Requirement >> All lines holding the string "สะเกษ" are to be shown.

..............................

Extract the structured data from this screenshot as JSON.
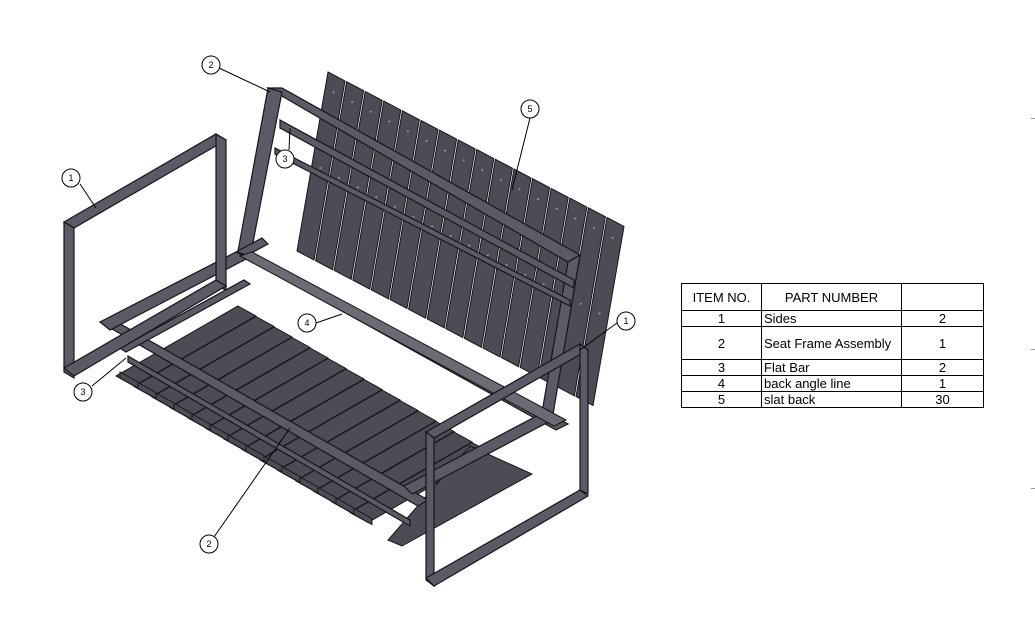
{
  "bom": {
    "headers": [
      "ITEM NO.",
      "PART NUMBER",
      ""
    ],
    "rows": [
      {
        "item": "1",
        "part": "Sides",
        "qty": "2"
      },
      {
        "item": "2",
        "part": "Seat Frame Assembly",
        "qty": "1"
      },
      {
        "item": "3",
        "part": "Flat Bar",
        "qty": "2"
      },
      {
        "item": "4",
        "part": "back angle line",
        "qty": "1"
      },
      {
        "item": "5",
        "part": "slat back",
        "qty": "30"
      }
    ]
  },
  "callouts": {
    "left_side": "1",
    "right_side": "1",
    "seat_frame_top": "2",
    "seat_frame_bottom": "2",
    "flat_bar_top": "3",
    "flat_bar_left": "3",
    "back_angle": "4",
    "slat_back": "5"
  },
  "colors": {
    "slat_fill": "#4b4c56",
    "frame_fill": "#5a5b66",
    "stroke": "#16161a",
    "line": "#000000"
  }
}
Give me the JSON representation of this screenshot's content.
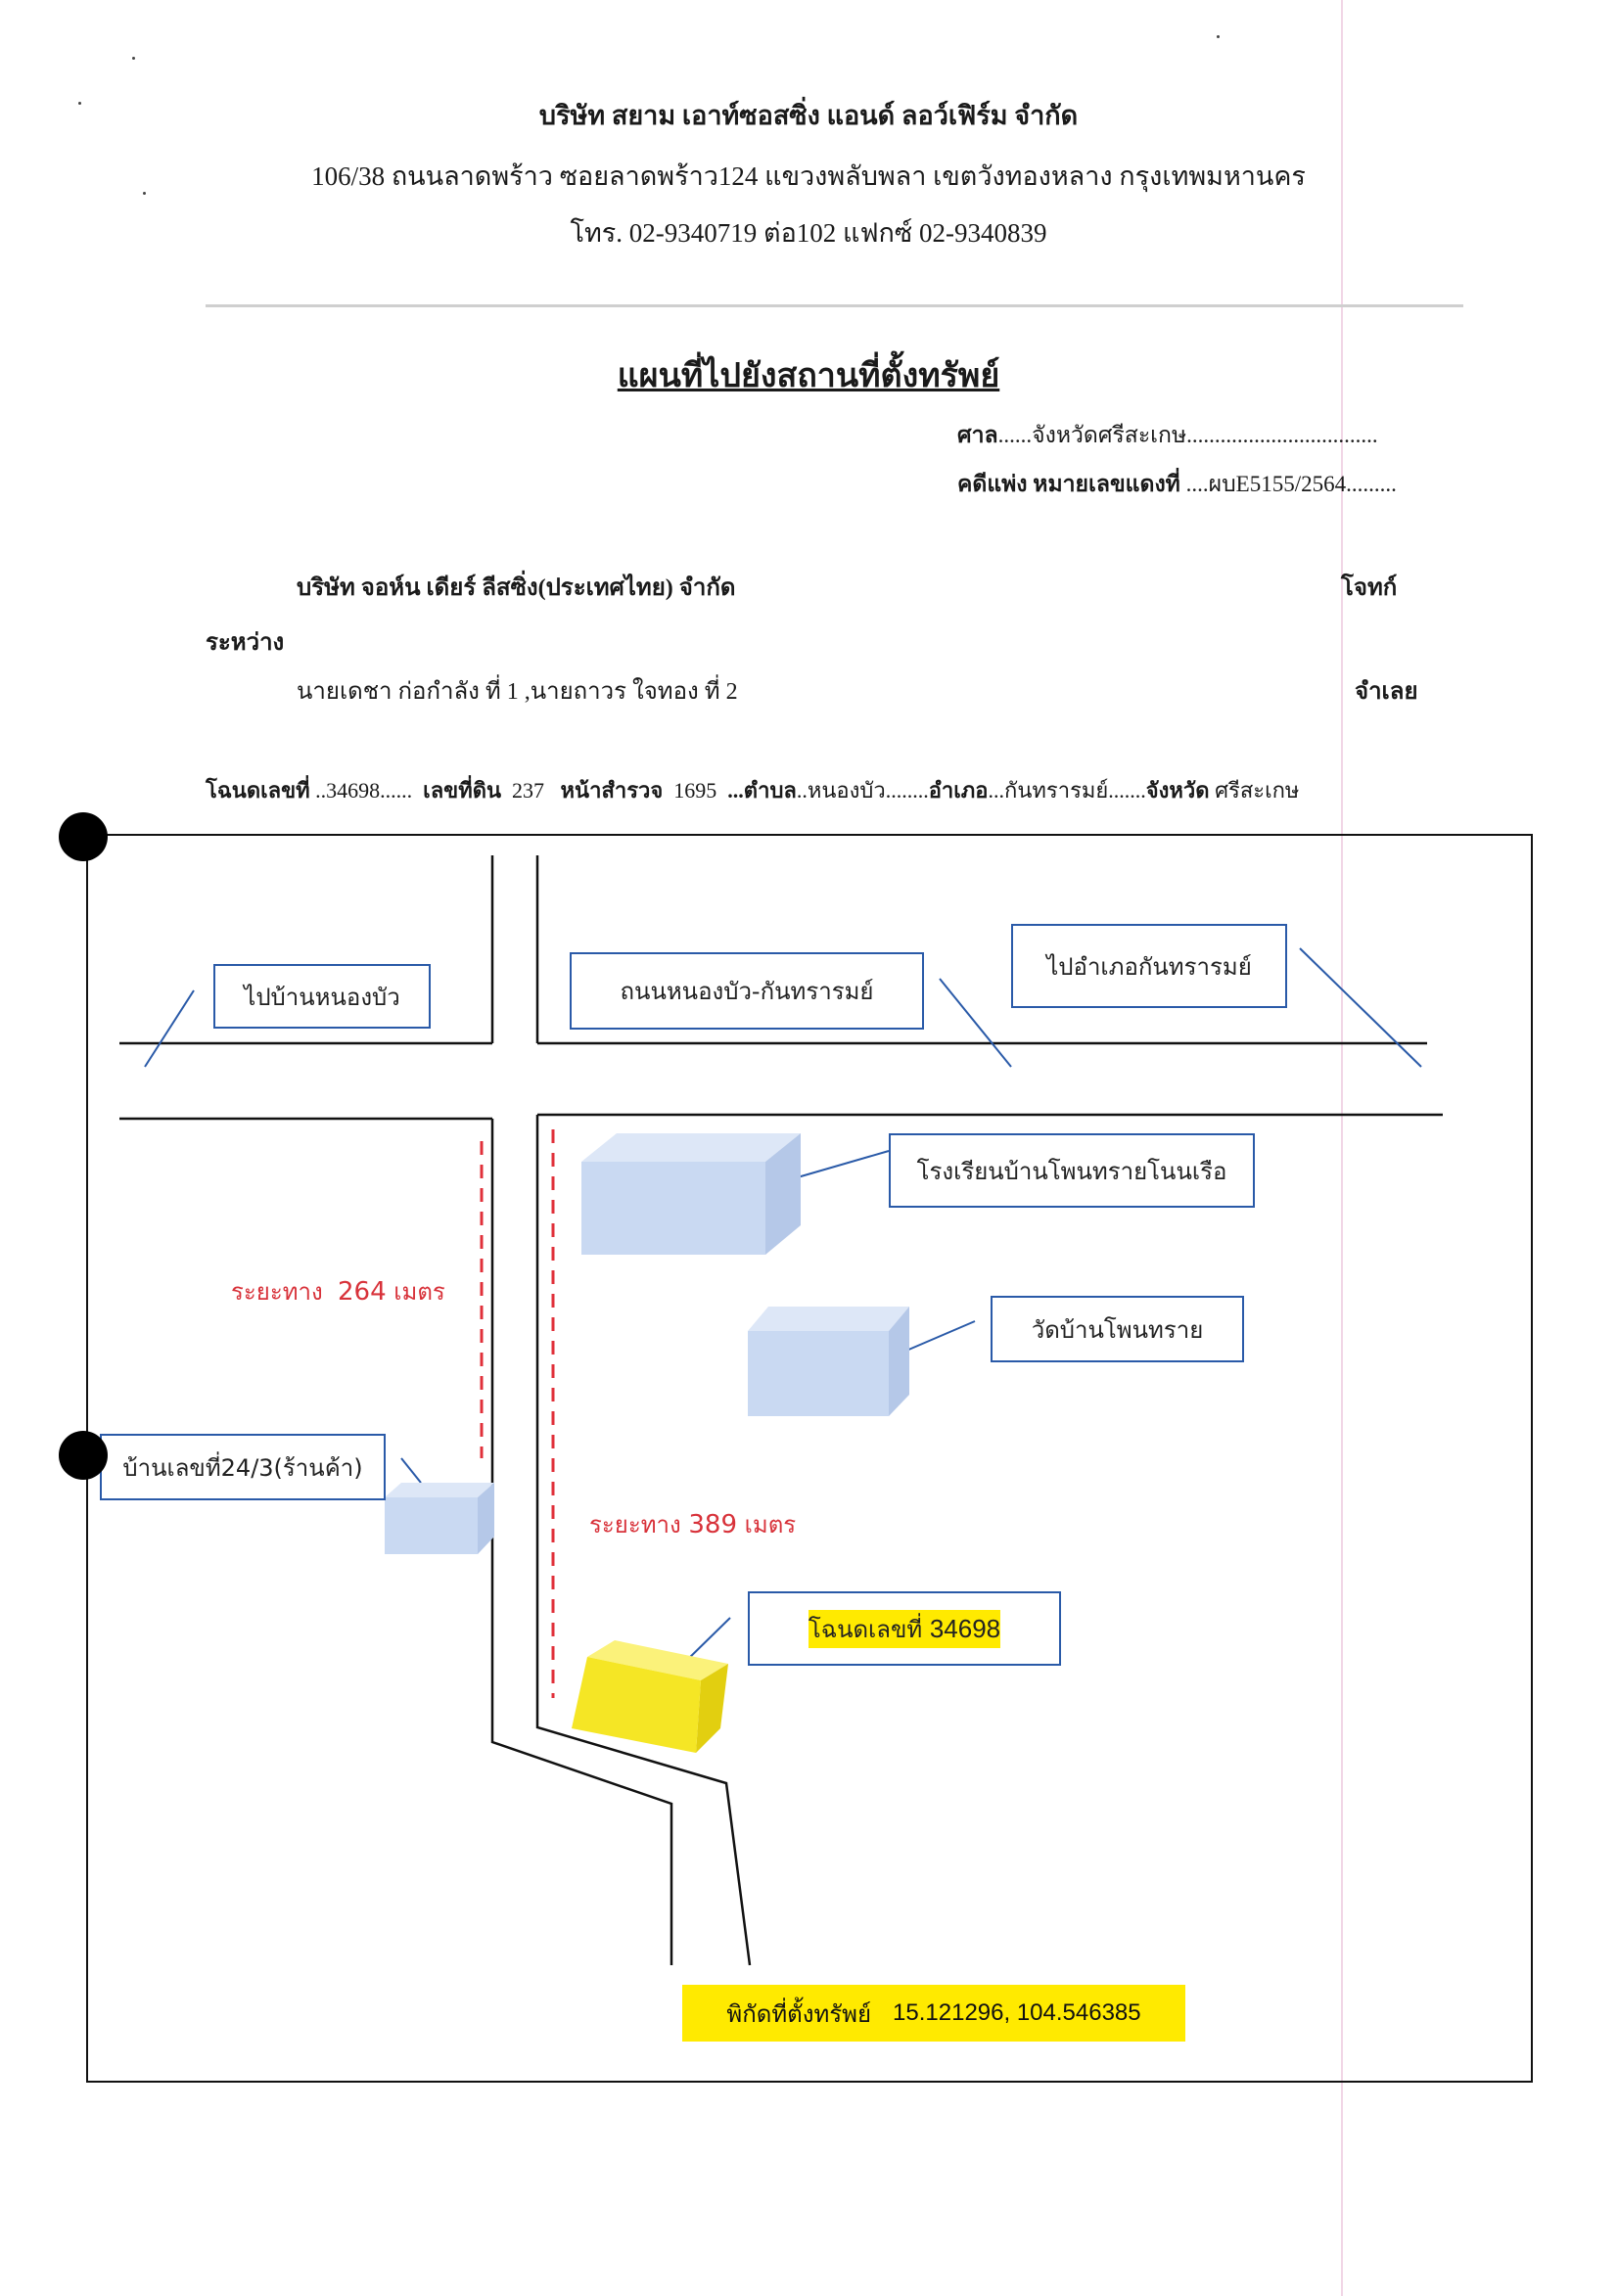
{
  "header": {
    "company": "บริษัท สยาม เอาท์ซอสซิ่ง แอนด์ ลอว์เฟิร์ม จำกัด",
    "address": "106/38 ถนนลาดพร้าว ซอยลาดพร้าว124 แขวงพลับพลา เขตวังทองหลาง กรุงเทพมหานคร",
    "contact": "โทร. 02-9340719 ต่อ102 แฟกซ์ 02-9340839"
  },
  "title": "แผนที่ไปยังสถานที่ตั้งทรัพย์",
  "case": {
    "court_label": "ศาล",
    "court_value": "......จังหวัดศรีสะเกษ..................................",
    "civil_label": "คดีแพ่ง หมายเลขแดงที่",
    "civil_value": "....ผบE5155/2564........."
  },
  "parties": {
    "plaintiff_name": "บริษัท จอห์น เดียร์ ลีสซิ่ง(ประเทศไทย) จำกัด",
    "plaintiff_role": "โจทก์",
    "between": "ระหว่าง",
    "defendants": "นายเดชา ก่อกำลัง ที่ 1 ,นายถาวร ใจทอง ที่ 2",
    "defendant_role": "จำเลย"
  },
  "deed": {
    "deed_label": "โฉนดเลขที่",
    "deed_value": "..34698......",
    "land_label": "เลขที่ดิน",
    "land_value": "237",
    "survey_label": "หน้าสำรวจ",
    "survey_value": "1695",
    "subdistrict_label": "...ตำบล",
    "subdistrict_value": "..หนองบัว........",
    "district_label": "อำเภอ",
    "district_value": "...กันทรารมย์.......",
    "province_label": "จังหวัด",
    "province_value": "ศรีสะเกษ"
  },
  "map": {
    "labels": {
      "to_nongbua": "ไปบ้านหนองบัว",
      "road": "ถนนหนองบัว-กันทรารมย์",
      "to_kanthararom": "ไปอำเภอกันทรารมย์",
      "school": "โรงเรียนบ้านโพนทรายโนนเรือ",
      "temple": "วัดบ้านโพนทราย",
      "house": "บ้านเลขที่24/3(ร้านค้า)",
      "deed_prefix": "โฉนดเลขที่",
      "deed_number": "34698"
    },
    "distances": {
      "d1_prefix": "ระยะทาง",
      "d1_value": "264",
      "d1_unit": "เมตร",
      "d2_prefix": "ระยะทาง",
      "d2_value": "389",
      "d2_unit": "เมตร"
    },
    "coordinates": {
      "label": "พิกัดที่ตั้งทรัพย์",
      "value": "15.121296, 104.546385"
    },
    "colors": {
      "label_border": "#2a5aa8",
      "distance_text": "#d8323a",
      "highlight": "#ffea00",
      "building": "#c9d9f2",
      "target_building": "#f5e625"
    }
  }
}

..............................

Solution for this problem >>
    "court_value": "......จังหวัดศรีสะเกษ..................................",
    "province_value": "ศรีสะเกษ"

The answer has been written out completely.